Task details: Gather all lines with the word "icon" in them.

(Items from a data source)
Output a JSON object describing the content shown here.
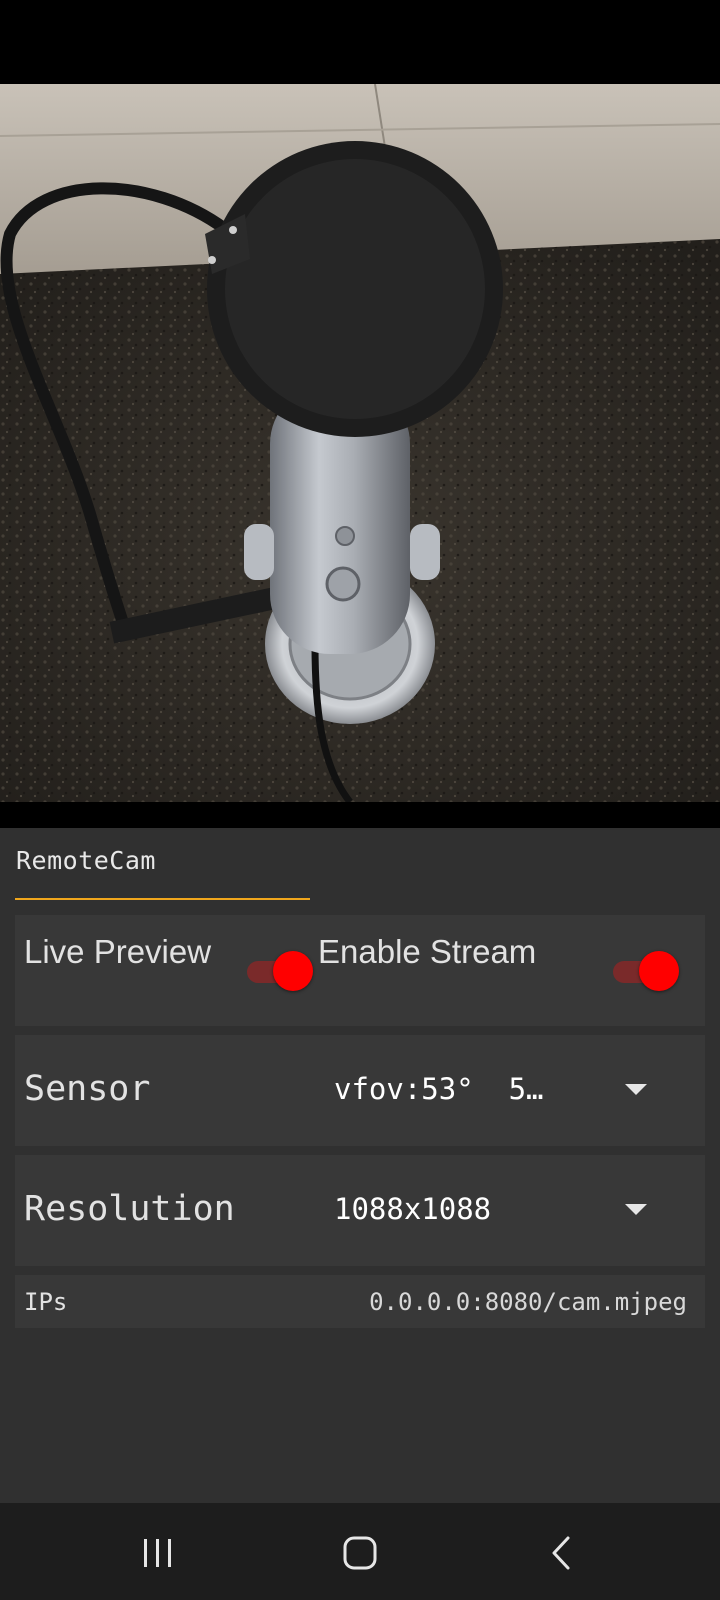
{
  "preview": {
    "subject": "camera-preview-microphone-icon"
  },
  "tabs": [
    {
      "label": "RemoteCam",
      "active": true
    }
  ],
  "switches": {
    "live_preview": {
      "label": "Live Preview",
      "on": true
    },
    "enable_stream": {
      "label": "Enable Stream",
      "on": true
    }
  },
  "sensor": {
    "label": "Sensor",
    "value": "vfov:53°  5…"
  },
  "resolution": {
    "label": "Resolution",
    "value": "1088x1088"
  },
  "ips": {
    "label": "IPs",
    "value": "0.0.0.0:8080/cam.mjpeg"
  },
  "nav": {
    "recents": "recents-icon",
    "home": "home-icon",
    "back": "back-icon"
  },
  "colors": {
    "accent": "#f0a61c",
    "switch_thumb": "#ff0000",
    "panel_bg": "#303030",
    "card_bg": "#383838"
  }
}
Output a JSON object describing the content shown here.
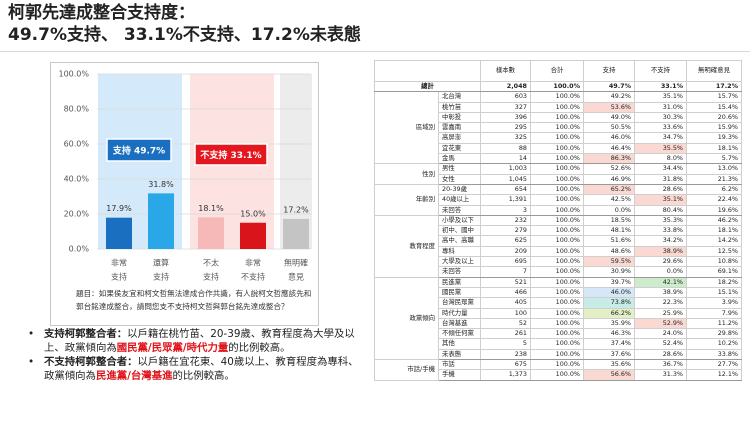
{
  "title": [
    "柯郭先達成整合支持度：",
    "49.7%支持、 33.1%不支持、17.2%未表態"
  ],
  "chart_data": {
    "type": "bar",
    "categories": [
      [
        "非常",
        "支持"
      ],
      [
        "還算",
        "支持"
      ],
      [
        "不太",
        "支持"
      ],
      [
        "非常",
        "不支持"
      ],
      [
        "無明確",
        "意見"
      ]
    ],
    "values": [
      17.9,
      31.8,
      18.1,
      15.0,
      17.2
    ],
    "value_labels": [
      "17.9%",
      "31.8%",
      "18.1%",
      "15.0%",
      "17.2%"
    ],
    "colors": [
      "#1a6fc0",
      "#2aa7e6",
      "#f7b8b8",
      "#d9141b",
      "#c4c4c4"
    ],
    "band_colors": [
      "#d4eafa",
      "#d4eafa",
      "#fde2e2",
      "#fde2e2",
      "#ececec"
    ],
    "ylim": [
      0,
      100
    ],
    "yticks": [
      {
        "value": 0,
        "label": "0.0%"
      },
      {
        "value": 20,
        "label": "20.0%"
      },
      {
        "value": 40,
        "label": "40.0%"
      },
      {
        "value": 60,
        "label": "60.0%"
      },
      {
        "value": 80,
        "label": "80.0%"
      },
      {
        "value": 100,
        "label": "100.0%"
      }
    ],
    "grid": true,
    "annotations": [
      {
        "text": "支持 49.7%",
        "color": "#1a6fc0"
      },
      {
        "text": "不支持 33.1%",
        "color": "#e3171d"
      }
    ],
    "note": "題目：如果侯友宜和柯文哲無法達成合作共識，有人說柯文哲應該先和郭台銘達成整合，請問您支不支持柯文哲與郭台銘先達成整合？"
  },
  "bullets": [
    [
      {
        "text": "支持柯郭整合者：",
        "bold": true
      },
      {
        "text": "以戶籍在桃竹苗、20-39歲、教育程度為大學及以上、政黨傾向為"
      },
      {
        "text": "國民黨/民眾黨/時代力量",
        "bold": true,
        "color": "#e0161c"
      },
      {
        "text": "的比例較高。"
      }
    ],
    [
      {
        "text": "不支持柯郭整合者：",
        "bold": true
      },
      {
        "text": "以戶籍在宜花東、40歲以上、教育程度為專科、政黨傾向為"
      },
      {
        "text": "民進黨/台灣基進",
        "bold": true,
        "color": "#e0161c"
      },
      {
        "text": "的比例較高。"
      }
    ]
  ],
  "table": {
    "columns": [
      "樣本數",
      "合計",
      "支持",
      "不支持",
      "無明確意見"
    ],
    "total": {
      "label": "總計",
      "cells": [
        "2,048",
        "100.0%",
        "49.7%",
        "33.1%",
        "17.2%"
      ]
    },
    "groups": [
      {
        "name": "區域別",
        "rows": [
          {
            "label": "北台灣",
            "cells": [
              "603",
              "100.0%",
              "49.2%",
              "35.1%",
              "15.7%"
            ]
          },
          {
            "label": "桃竹苗",
            "cells": [
              "327",
              "100.0%",
              {
                "text": "53.6%",
                "bg": "#fbd9d3"
              },
              "31.0%",
              "15.4%"
            ]
          },
          {
            "label": "中彰投",
            "cells": [
              "396",
              "100.0%",
              "49.0%",
              "30.3%",
              "20.6%"
            ]
          },
          {
            "label": "雲嘉南",
            "cells": [
              "295",
              "100.0%",
              "50.5%",
              "33.6%",
              "15.9%"
            ]
          },
          {
            "label": "高屏澎",
            "cells": [
              "325",
              "100.0%",
              "46.0%",
              "34.7%",
              "19.3%"
            ]
          },
          {
            "label": "宜花東",
            "cells": [
              "88",
              "100.0%",
              "46.4%",
              {
                "text": "35.5%",
                "bg": "#fbd9d3"
              },
              "18.1%"
            ]
          },
          {
            "label": "金馬",
            "cells": [
              "14",
              "100.0%",
              {
                "text": "86.3%",
                "bg": "#fbd9d3"
              },
              "8.0%",
              "5.7%"
            ]
          }
        ]
      },
      {
        "name": "性別",
        "rows": [
          {
            "label": "男性",
            "cells": [
              "1,003",
              "100.0%",
              "52.6%",
              "34.4%",
              "13.0%"
            ]
          },
          {
            "label": "女性",
            "cells": [
              "1,045",
              "100.0%",
              "46.9%",
              "31.8%",
              "21.3%"
            ]
          }
        ]
      },
      {
        "name": "年齡別",
        "rows": [
          {
            "label": "20-39歲",
            "cells": [
              "654",
              "100.0%",
              {
                "text": "65.2%",
                "bg": "#fbd9d3"
              },
              "28.6%",
              "6.2%"
            ]
          },
          {
            "label": "40歲以上",
            "cells": [
              "1,391",
              "100.0%",
              "42.5%",
              {
                "text": "35.1%",
                "bg": "#fbd9d3"
              },
              "22.4%"
            ]
          },
          {
            "label": "未回答",
            "cells": [
              "3",
              "100.0%",
              "0.0%",
              "80.4%",
              "19.6%"
            ]
          }
        ]
      },
      {
        "name": "教育程度",
        "rows": [
          {
            "label": "小學及以下",
            "cells": [
              "232",
              "100.0%",
              "18.5%",
              "35.3%",
              "46.2%"
            ]
          },
          {
            "label": "初中、國中",
            "cells": [
              "279",
              "100.0%",
              "48.1%",
              "33.8%",
              "18.1%"
            ]
          },
          {
            "label": "高中、高職",
            "cells": [
              "625",
              "100.0%",
              "51.6%",
              "34.2%",
              "14.2%"
            ]
          },
          {
            "label": "專科",
            "cells": [
              "209",
              "100.0%",
              "48.6%",
              {
                "text": "38.9%",
                "bg": "#fbd9d3"
              },
              "12.5%"
            ]
          },
          {
            "label": "大學及以上",
            "cells": [
              "695",
              "100.0%",
              {
                "text": "59.5%",
                "bg": "#fbd9d3"
              },
              "29.6%",
              "10.8%"
            ]
          },
          {
            "label": "未回答",
            "cells": [
              "7",
              "100.0%",
              "30.9%",
              "0.0%",
              "69.1%"
            ]
          }
        ]
      },
      {
        "name": "政黨傾向",
        "rows": [
          {
            "label": "民進黨",
            "cells": [
              "521",
              "100.0%",
              "39.7%",
              {
                "text": "42.1%",
                "bg": "#cdeccb"
              },
              "18.2%"
            ]
          },
          {
            "label": "國民黨",
            "cells": [
              "466",
              "100.0%",
              {
                "text": "46.0%",
                "bg": "#d6e7f8"
              },
              "38.9%",
              "15.1%"
            ]
          },
          {
            "label": "台灣民眾黨",
            "cells": [
              "405",
              "100.0%",
              {
                "text": "73.8%",
                "bg": "#c7ebe6"
              },
              "22.3%",
              "3.9%"
            ]
          },
          {
            "label": "時代力量",
            "cells": [
              "100",
              "100.0%",
              {
                "text": "66.2%",
                "bg": "#e3f0c6"
              },
              "25.9%",
              "7.9%"
            ]
          },
          {
            "label": "台灣基進",
            "cells": [
              "52",
              "100.0%",
              "35.9%",
              {
                "text": "52.9%",
                "bg": "#fbd9d3"
              },
              "11.2%"
            ]
          },
          {
            "label": "不傾任何黨",
            "cells": [
              "261",
              "100.0%",
              "46.3%",
              "24.0%",
              "29.8%"
            ]
          },
          {
            "label": "其他",
            "cells": [
              "5",
              "100.0%",
              "37.4%",
              "52.4%",
              "10.2%"
            ]
          },
          {
            "label": "未表態",
            "cells": [
              "238",
              "100.0%",
              "37.6%",
              "28.6%",
              "33.8%"
            ]
          }
        ]
      },
      {
        "name": "市話/手機",
        "rows": [
          {
            "label": "市話",
            "cells": [
              "675",
              "100.0%",
              "35.6%",
              "36.7%",
              "27.7%"
            ]
          },
          {
            "label": "手機",
            "cells": [
              "1,373",
              "100.0%",
              {
                "text": "56.6%",
                "bg": "#fbd9d3"
              },
              "31.3%",
              "12.1%"
            ]
          }
        ]
      }
    ]
  }
}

Solution for this problem:
    "subject": "camera-preview-microphone-icon"
    "recents": "recents-icon",
    "home": "home-icon",
    "back": "back-icon"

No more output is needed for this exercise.